▶

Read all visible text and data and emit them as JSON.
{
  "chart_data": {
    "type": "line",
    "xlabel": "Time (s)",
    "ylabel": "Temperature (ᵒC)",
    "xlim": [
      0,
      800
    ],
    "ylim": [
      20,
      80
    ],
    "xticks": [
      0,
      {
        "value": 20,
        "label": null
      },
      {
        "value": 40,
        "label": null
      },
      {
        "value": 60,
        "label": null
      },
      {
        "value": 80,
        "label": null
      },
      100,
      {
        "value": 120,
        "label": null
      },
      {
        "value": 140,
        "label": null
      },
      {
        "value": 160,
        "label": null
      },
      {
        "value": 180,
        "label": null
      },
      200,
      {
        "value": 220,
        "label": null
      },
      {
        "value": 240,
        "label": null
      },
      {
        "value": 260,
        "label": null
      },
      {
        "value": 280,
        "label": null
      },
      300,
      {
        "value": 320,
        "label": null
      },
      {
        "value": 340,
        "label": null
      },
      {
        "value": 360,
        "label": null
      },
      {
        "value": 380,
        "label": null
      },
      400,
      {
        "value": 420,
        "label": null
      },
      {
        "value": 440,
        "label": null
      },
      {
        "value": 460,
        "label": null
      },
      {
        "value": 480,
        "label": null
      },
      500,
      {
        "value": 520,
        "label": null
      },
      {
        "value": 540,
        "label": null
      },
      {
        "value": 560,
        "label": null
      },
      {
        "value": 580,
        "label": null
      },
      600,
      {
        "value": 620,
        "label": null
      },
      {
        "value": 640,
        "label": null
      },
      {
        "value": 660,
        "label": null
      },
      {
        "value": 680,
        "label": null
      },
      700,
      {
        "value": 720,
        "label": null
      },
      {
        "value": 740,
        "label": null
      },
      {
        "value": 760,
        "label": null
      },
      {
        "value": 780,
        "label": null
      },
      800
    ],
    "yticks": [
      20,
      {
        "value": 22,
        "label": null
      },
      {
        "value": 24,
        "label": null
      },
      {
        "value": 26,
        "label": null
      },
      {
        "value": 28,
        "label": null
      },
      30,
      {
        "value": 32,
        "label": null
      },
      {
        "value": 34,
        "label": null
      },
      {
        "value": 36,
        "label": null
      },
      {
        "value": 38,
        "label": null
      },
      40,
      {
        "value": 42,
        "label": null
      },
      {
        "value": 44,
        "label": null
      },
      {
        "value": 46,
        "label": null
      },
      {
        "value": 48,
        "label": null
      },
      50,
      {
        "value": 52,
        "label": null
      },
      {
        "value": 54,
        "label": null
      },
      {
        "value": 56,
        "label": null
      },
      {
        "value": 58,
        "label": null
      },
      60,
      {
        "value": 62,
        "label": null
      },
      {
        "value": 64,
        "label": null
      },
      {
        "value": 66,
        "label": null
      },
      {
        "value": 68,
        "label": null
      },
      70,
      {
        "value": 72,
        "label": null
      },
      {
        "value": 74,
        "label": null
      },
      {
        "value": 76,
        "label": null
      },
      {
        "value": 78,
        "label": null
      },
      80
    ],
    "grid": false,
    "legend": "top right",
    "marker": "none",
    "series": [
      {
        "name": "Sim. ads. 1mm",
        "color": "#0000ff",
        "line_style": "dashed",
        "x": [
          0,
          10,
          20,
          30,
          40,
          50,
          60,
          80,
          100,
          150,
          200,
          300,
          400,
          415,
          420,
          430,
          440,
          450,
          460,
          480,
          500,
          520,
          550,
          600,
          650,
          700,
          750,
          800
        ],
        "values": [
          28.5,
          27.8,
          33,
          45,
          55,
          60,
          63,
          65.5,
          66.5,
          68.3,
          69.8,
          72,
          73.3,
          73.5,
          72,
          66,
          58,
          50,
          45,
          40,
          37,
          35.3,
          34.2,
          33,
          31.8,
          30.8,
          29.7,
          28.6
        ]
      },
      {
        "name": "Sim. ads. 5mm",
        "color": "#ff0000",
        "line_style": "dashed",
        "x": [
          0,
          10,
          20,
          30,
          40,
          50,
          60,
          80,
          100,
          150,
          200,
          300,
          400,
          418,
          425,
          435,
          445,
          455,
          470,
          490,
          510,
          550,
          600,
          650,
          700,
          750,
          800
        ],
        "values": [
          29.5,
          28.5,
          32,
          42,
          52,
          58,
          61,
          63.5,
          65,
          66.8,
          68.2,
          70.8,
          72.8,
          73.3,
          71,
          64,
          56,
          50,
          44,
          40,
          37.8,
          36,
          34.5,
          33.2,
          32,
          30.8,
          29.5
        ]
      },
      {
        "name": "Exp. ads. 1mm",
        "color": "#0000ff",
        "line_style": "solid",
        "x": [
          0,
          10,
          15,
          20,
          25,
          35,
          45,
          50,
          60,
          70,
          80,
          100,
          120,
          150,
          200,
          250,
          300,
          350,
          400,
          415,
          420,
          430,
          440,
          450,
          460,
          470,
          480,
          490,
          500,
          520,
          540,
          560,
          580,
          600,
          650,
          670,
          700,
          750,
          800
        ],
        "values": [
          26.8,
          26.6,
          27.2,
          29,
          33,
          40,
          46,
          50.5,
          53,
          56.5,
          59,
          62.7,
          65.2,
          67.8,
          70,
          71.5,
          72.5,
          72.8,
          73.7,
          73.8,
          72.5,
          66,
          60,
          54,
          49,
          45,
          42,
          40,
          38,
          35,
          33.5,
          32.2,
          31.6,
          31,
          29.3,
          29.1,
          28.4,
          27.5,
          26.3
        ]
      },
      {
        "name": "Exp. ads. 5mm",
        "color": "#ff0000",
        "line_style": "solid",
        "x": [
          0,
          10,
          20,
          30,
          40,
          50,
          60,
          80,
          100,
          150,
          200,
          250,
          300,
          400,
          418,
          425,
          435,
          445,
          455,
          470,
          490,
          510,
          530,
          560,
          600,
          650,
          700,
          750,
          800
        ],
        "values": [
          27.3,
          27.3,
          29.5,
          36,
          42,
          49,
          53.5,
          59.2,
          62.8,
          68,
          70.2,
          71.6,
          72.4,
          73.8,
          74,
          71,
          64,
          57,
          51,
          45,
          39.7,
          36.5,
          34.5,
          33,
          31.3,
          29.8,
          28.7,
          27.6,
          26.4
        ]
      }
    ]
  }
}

◀

What is the number of lines in the listing that contain the string "name"? Reply with that number alone.

FINISHED EXERCISE: 4